What is expected: Extract all data as written.

Exercise data:
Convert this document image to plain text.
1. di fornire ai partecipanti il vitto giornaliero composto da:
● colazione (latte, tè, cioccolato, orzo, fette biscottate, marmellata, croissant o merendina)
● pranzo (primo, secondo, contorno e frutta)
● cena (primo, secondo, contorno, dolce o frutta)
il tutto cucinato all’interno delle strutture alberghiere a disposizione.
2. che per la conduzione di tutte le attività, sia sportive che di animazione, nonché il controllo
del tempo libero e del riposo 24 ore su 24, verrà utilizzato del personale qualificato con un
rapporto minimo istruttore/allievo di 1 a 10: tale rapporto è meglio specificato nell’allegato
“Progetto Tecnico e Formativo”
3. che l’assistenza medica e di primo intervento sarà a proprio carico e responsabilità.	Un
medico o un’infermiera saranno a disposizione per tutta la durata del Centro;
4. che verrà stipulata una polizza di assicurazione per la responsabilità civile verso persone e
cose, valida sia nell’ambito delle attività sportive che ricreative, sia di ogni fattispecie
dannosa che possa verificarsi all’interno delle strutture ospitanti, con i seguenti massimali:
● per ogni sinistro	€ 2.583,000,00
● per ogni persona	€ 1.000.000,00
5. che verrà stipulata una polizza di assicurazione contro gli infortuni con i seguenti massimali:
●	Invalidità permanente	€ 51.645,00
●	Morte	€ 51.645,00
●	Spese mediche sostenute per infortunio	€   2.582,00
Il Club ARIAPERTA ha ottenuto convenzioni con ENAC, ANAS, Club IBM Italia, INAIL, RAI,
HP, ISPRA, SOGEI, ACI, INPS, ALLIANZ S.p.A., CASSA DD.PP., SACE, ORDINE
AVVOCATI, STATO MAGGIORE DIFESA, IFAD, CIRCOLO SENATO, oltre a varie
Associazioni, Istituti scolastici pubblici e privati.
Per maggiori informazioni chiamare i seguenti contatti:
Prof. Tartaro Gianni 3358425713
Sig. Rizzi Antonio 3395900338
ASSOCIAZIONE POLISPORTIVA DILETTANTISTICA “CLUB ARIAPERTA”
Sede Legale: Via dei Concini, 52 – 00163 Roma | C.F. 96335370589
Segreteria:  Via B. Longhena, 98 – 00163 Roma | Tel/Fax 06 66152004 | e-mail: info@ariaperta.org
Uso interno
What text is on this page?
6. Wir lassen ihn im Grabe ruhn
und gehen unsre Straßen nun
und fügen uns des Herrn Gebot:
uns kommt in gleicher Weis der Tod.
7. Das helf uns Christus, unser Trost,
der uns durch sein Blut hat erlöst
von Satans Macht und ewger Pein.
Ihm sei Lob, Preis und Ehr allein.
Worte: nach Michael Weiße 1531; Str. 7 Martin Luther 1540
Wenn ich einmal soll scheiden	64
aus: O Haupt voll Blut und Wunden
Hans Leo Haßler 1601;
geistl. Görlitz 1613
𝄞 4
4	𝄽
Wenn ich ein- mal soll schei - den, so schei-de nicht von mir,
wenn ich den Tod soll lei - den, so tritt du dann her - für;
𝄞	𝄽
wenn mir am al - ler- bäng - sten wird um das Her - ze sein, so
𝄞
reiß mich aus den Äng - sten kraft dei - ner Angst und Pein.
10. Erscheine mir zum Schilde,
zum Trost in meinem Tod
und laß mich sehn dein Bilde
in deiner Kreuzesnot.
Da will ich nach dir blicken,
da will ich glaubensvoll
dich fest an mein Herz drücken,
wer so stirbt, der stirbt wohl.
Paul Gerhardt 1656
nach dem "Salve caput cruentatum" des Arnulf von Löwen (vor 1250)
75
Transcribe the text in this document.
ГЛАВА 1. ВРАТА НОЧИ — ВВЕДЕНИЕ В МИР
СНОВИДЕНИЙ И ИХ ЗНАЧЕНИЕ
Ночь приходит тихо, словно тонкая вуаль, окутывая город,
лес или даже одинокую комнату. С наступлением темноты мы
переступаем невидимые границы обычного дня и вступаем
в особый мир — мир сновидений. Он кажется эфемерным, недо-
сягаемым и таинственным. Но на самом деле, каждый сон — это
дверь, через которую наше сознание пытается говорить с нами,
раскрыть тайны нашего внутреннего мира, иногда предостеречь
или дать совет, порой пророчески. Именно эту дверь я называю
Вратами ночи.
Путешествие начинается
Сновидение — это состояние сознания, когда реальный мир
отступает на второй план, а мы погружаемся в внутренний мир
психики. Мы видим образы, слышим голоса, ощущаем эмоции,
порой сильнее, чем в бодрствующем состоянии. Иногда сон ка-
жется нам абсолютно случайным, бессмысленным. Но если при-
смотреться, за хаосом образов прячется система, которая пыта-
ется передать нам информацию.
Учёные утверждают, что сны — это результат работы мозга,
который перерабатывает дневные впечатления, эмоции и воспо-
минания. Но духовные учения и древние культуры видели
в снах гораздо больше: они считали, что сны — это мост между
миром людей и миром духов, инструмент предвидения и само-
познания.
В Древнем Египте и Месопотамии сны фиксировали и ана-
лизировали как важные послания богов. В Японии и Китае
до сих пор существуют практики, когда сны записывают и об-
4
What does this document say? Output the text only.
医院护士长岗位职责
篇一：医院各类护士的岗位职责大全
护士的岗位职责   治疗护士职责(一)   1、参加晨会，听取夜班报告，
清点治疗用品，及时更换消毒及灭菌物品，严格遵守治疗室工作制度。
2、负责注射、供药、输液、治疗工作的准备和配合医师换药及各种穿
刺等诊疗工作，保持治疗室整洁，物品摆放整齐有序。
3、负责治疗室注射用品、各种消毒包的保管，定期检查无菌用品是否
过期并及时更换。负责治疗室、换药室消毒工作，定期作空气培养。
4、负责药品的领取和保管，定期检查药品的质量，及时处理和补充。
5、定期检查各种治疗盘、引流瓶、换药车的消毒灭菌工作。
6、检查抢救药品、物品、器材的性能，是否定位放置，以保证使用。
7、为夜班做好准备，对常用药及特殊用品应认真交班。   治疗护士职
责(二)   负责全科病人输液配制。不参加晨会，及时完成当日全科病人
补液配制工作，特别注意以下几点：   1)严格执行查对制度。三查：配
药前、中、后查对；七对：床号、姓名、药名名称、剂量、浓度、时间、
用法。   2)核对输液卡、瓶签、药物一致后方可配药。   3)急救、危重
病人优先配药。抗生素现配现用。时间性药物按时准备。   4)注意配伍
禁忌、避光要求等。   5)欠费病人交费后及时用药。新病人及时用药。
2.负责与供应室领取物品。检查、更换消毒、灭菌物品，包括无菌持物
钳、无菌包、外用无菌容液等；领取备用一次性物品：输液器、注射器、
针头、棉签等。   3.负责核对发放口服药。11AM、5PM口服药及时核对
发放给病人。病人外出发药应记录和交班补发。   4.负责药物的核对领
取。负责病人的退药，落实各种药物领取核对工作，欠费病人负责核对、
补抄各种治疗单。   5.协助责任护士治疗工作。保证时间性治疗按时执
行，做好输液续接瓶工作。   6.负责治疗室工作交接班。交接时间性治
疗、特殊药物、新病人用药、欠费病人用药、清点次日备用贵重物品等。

Correct answer:
Convert this document image to plain text.
1. di fornire ai partecipanti il vitto giornaliero composto da:
● colazione (latte, tè, cioccolato, orzo, fette biscottate, marmellata, croissant o merendina)
● pranzo (primo, secondo, contorno e frutta)
● cena (primo, secondo, contorno, dolce o frutta)
il tutto cucinato all’interno delle strutture alberghiere a disposizione.
2. che per la conduzione di tutte le attività, sia sportive che di animazione, nonché il controllo
del tempo libero e del riposo 24 ore su 24, verrà utilizzato del personale qualificato con un
rapporto minimo istruttore/allievo di 1 a 10: tale rapporto è meglio specificato nell’allegato
“Progetto Tecnico e Formativo”
3. che l’assistenza medica e di primo intervento sarà a proprio carico e responsabilità.	Un
medico o un’infermiera saranno a disposizione per tutta la durata del Centro;
4. che verrà stipulata una polizza di assicurazione per la responsabilità civile verso persone e
cose, valida sia nell’ambito delle attività sportive che ricreative, sia di ogni fattispecie
dannosa che possa verificarsi all’interno delle strutture ospitanti, con i seguenti massimali:
● per ogni sinistro	€ 2.583,000,00
● per ogni persona	€ 1.000.000,00
5. che verrà stipulata una polizza di assicurazione contro gli infortuni con i seguenti massimali:
●	Invalidità permanente	€ 51.645,00
●	Morte	€ 51.645,00
●	Spese mediche sostenute per infortunio	€   2.582,00
Il Club ARIAPERTA ha ottenuto convenzioni con ENAC, ANAS, Club IBM Italia, INAIL, RAI,
HP, ISPRA, SOGEI, ACI, INPS, ALLIANZ S.p.A., CASSA DD.PP., SACE, ORDINE
AVVOCATI, STATO MAGGIORE DIFESA, IFAD, CIRCOLO SENATO, oltre a varie
Associazioni, Istituti scolastici pubblici e privati.
Per maggiori informazioni chiamare i seguenti contatti:
Prof. Tartaro Gianni 3358425713
Sig. Rizzi Antonio 3395900338
ASSOCIAZIONE POLISPORTIVA DILETTANTISTICA “CLUB ARIAPERTA”
Sede Legale: Via dei Concini, 52 – 00163 Roma | C.F. 96335370589
Segreteria:  Via B. Longhena, 98 – 00163 Roma | Tel/Fax 06 66152004 | e-mail: info@ariaperta.org
Uso interno
What text is on this page?
6. Wir lassen ihn im Grabe ruhn
und gehen unsre Straßen nun
und fügen uns des Herrn Gebot:
uns kommt in gleicher Weis der Tod.
7. Das helf uns Christus, unser Trost,
der uns durch sein Blut hat erlöst
von Satans Macht und ewger Pein.
Ihm sei Lob, Preis und Ehr allein.
Worte: nach Michael Weiße 1531; Str. 7 Martin Luther 1540
Wenn ich einmal soll scheiden	64
aus: O Haupt voll Blut und Wunden
Hans Leo Haßler 1601;
geistl. Görlitz 1613
𝄞 4
4	𝄽
Wenn ich ein- mal soll schei - den, so schei-de nicht von mir,
wenn ich den Tod soll lei - den, so tritt du dann her - für;
𝄞	𝄽
wenn mir am al - ler- bäng - sten wird um das Her - ze sein, so
𝄞
reiß mich aus den Äng - sten kraft dei - ner Angst und Pein.
10. Erscheine mir zum Schilde,
zum Trost in meinem Tod
und laß mich sehn dein Bilde
in deiner Kreuzesnot.
Da will ich nach dir blicken,
da will ich glaubensvoll
dich fest an mein Herz drücken,
wer so stirbt, der stirbt wohl.
Paul Gerhardt 1656
nach dem "Salve caput cruentatum" des Arnulf von Löwen (vor 1250)
75
Transcribe the text in this document.
ГЛАВА 1. ВРАТА НОЧИ — ВВЕДЕНИЕ В МИР
СНОВИДЕНИЙ И ИХ ЗНАЧЕНИЕ
Ночь приходит тихо, словно тонкая вуаль, окутывая город,
лес или даже одинокую комнату. С наступлением темноты мы
переступаем невидимые границы обычного дня и вступаем
в особый мир — мир сновидений. Он кажется эфемерным, недо-
сягаемым и таинственным. Но на самом деле, каждый сон — это
дверь, через которую наше сознание пытается говорить с нами,
раскрыть тайны нашего внутреннего мира, иногда предостеречь
или дать совет, порой пророчески. Именно эту дверь я называю
Вратами ночи.
Путешествие начинается
Сновидение — это состояние сознания, когда реальный мир
отступает на второй план, а мы погружаемся в внутренний мир
психики. Мы видим образы, слышим голоса, ощущаем эмоции,
порой сильнее, чем в бодрствующем состоянии. Иногда сон ка-
жется нам абсолютно случайным, бессмысленным. Но если при-
смотреться, за хаосом образов прячется система, которая пыта-
ется передать нам информацию.
Учёные утверждают, что сны — это результат работы мозга,
который перерабатывает дневные впечатления, эмоции и воспо-
минания. Но духовные учения и древние культуры видели
в снах гораздо больше: они считали, что сны — это мост между
миром людей и миром духов, инструмент предвидения и само-
познания.
В Древнем Египте и Месопотамии сны фиксировали и ана-
лизировали как важные послания богов. В Японии и Китае
до сих пор существуют практики, когда сны записывают и об-
4
What does this document say? Output the text only.
医院护士长岗位职责
篇一：医院各类护士的岗位职责大全
护士的岗位职责   治疗护士职责(一)   1、参加晨会，听取夜班报告，
清点治疗用品，及时更换消毒及灭菌物品，严格遵守治疗室工作制度。
2、负责注射、供药、输液、治疗工作的准备和配合医师换药及各种穿
刺等诊疗工作，保持治疗室整洁，物品摆放整齐有序。
3、负责治疗室注射用品、各种消毒包的保管，定期检查无菌用品是否
过期并及时更换。负责治疗室、换药室消毒工作，定期作空气培养。
4、负责药品的领取和保管，定期检查药品的质量，及时处理和补充。
5、定期检查各种治疗盘、引流瓶、换药车的消毒灭菌工作。
6、检查抢救药品、物品、器材的性能，是否定位放置，以保证使用。
7、为夜班做好准备，对常用药及特殊用品应认真交班。   治疗护士职
责(二)   负责全科病人输液配制。不参加晨会，及时完成当日全科病人
补液配制工作，特别注意以下几点：   1)严格执行查对制度。三查：配
药前、中、后查对；七对：床号、姓名、药名名称、剂量、浓度、时间、
用法。   2)核对输液卡、瓶签、药物一致后方可配药。   3)急救、危重
病人优先配药。抗生素现配现用。时间性药物按时准备。   4)注意配伍
禁忌、避光要求等。   5)欠费病人交费后及时用药。新病人及时用药。
2.负责与供应室领取物品。检查、更换消毒、灭菌物品，包括无菌持物
钳、无菌包、外用无菌容液等；领取备用一次性物品：输液器、注射器、
针头、棉签等。   3.负责核对发放口服药。11AM、5PM口服药及时核对
发放给病人。病人外出发药应记录和交班补发。   4.负责药物的核对领
取。负责病人的退药，落实各种药物领取核对工作，欠费病人负责核对、
补抄各种治疗单。   5.协助责任护士治疗工作。保证时间性治疗按时执
行，做好输液续接瓶工作。   6.负责治疗室工作交接班。交接时间性治
疗、特殊药物、新病人用药、欠费病人用药、清点次日备用贵重物品等。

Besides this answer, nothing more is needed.